## Required tasks
• a. Print the portion of the remedial law summary that opens with the words containing "In sum, we find" and closes with "also by laches.".
• b. According to the remedial law summary, on what date was OCT No. 242 issued?
• c. Decide whether each statement agrees with the remedial law summary. Answer yes or no, and quote the deciding words.
(i) The plaintiffs-appellees filed their complaint on March 10, 1995.
(ii) The evidence on record sufficiently supported the trial court's conclusion that OCT No. 242 is void.
(iii) The CA held that the claim was barred by prescription but not by laches.

February 2010 Philippine Supreme Court Decisions on Remedial Law

Here are selected February 2010 rulings of the Supreme Court of the Philippines on remedial law:

Civil Procedure

Actions; prescription/laches. Petitioners contend that it is error on the part of the CA to rule that their cause of action has been barred by prescription and laches. According to them, since the OCT from which ALI derived its title is void for want of a duly approved survey plan, their cause of action did not prescribe. However, as discussed above, the conclusion of the trial court that OCT No. 242 is void was not sufficiently borne out by the evidence on record. Verily, the premise upon which petitioners build their theory of imprescriptibility of their action did not exist.

In sum, we find no reason to disturb the CA’s finding that:  “As previously emphasized, OCT No. 242 of ALI’s predecessor-in-interest was issued on May 7, 1950, or forty-five (45) years before plaintiffs-appellees filed their complaint on March 10, 1995.  As such, it is the Court’s firmly held view that plaintiffs-appellees’ claim is barred not only by prescription, but also by laches.

## Data extract
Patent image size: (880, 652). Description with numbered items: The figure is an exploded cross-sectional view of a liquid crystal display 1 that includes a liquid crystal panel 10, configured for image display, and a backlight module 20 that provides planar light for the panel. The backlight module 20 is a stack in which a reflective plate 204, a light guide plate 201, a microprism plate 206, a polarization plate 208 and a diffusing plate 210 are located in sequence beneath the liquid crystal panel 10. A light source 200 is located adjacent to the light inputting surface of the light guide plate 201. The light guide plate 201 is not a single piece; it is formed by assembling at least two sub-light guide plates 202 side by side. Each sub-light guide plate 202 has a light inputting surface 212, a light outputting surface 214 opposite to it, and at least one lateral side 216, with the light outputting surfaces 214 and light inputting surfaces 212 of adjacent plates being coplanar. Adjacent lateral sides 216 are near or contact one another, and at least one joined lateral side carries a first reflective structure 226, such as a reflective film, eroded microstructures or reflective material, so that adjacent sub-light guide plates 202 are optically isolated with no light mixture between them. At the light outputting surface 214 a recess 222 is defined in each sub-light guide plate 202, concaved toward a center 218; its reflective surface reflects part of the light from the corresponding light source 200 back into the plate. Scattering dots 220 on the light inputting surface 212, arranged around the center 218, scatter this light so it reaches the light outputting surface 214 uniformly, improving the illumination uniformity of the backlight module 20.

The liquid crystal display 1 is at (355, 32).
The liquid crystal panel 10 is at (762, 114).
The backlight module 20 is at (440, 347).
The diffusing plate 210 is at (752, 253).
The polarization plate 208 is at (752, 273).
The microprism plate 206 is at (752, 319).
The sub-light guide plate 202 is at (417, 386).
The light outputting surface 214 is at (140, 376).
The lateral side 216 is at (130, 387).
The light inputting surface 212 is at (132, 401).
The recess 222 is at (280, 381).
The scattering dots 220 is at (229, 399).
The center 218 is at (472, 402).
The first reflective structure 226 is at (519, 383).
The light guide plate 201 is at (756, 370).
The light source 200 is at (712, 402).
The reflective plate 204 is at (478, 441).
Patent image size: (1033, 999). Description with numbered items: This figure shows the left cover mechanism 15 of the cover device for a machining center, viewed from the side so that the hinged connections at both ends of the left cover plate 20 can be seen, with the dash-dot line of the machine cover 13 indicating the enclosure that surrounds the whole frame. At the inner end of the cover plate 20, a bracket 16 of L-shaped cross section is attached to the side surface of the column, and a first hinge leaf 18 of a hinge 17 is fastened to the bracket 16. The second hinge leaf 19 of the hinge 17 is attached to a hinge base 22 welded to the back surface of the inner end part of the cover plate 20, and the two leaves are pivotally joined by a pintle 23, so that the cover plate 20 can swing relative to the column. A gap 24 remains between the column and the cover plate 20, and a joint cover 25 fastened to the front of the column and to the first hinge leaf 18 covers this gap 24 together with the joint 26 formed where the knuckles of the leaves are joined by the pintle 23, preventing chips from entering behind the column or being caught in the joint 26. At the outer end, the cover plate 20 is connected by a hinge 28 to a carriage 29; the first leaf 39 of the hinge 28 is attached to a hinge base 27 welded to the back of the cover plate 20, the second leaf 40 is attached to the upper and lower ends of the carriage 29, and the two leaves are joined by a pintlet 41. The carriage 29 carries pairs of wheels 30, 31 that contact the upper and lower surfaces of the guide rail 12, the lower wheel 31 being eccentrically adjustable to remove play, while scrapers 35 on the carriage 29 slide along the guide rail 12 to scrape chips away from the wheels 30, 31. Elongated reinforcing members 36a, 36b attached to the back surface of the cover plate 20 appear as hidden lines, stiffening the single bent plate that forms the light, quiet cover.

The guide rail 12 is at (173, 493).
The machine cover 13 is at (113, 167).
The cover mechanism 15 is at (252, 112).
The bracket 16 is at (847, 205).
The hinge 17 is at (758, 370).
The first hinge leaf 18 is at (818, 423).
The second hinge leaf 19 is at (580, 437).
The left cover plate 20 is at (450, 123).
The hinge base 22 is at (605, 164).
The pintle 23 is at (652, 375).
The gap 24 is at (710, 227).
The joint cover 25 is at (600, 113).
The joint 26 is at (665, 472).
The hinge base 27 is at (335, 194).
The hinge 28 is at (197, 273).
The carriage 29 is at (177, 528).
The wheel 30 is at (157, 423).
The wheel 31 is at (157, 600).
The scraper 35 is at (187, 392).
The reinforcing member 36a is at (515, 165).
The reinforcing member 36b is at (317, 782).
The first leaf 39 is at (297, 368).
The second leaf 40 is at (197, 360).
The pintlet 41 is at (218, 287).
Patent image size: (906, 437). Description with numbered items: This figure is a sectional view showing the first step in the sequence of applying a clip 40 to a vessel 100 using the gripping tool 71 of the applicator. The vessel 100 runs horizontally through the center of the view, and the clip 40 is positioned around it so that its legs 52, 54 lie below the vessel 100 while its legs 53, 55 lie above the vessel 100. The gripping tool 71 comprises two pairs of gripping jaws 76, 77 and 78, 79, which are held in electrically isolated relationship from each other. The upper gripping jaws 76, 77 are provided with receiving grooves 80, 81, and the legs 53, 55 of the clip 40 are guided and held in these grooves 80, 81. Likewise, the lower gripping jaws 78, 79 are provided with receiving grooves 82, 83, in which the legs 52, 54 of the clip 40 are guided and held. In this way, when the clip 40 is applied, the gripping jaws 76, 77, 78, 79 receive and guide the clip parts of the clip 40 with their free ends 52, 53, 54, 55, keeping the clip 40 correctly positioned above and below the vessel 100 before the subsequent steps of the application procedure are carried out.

## Answers for this exercise
• a.
In sum, we find no reason to disturb the CA’s finding that:  “As previously emphasized, OCT No. 242 of ALI’s predecessor-in-interest was issued on May 7, 1950, or forty-five (45) years before plaintiffs-appellees filed their complaint on March 10, 1995.  As such, it is the Court’s firmly held view that plaintiffs-appellees’ claim is barred not only by prescription, but also by laches.

• b. May 7, 1950.

• c.
(i) Yes: "filed their complaint on March 10, 1995"
(ii) No: "was not sufficiently borne out by the evidence on record"
(iii) No: "barred not only by prescription, but also by laches"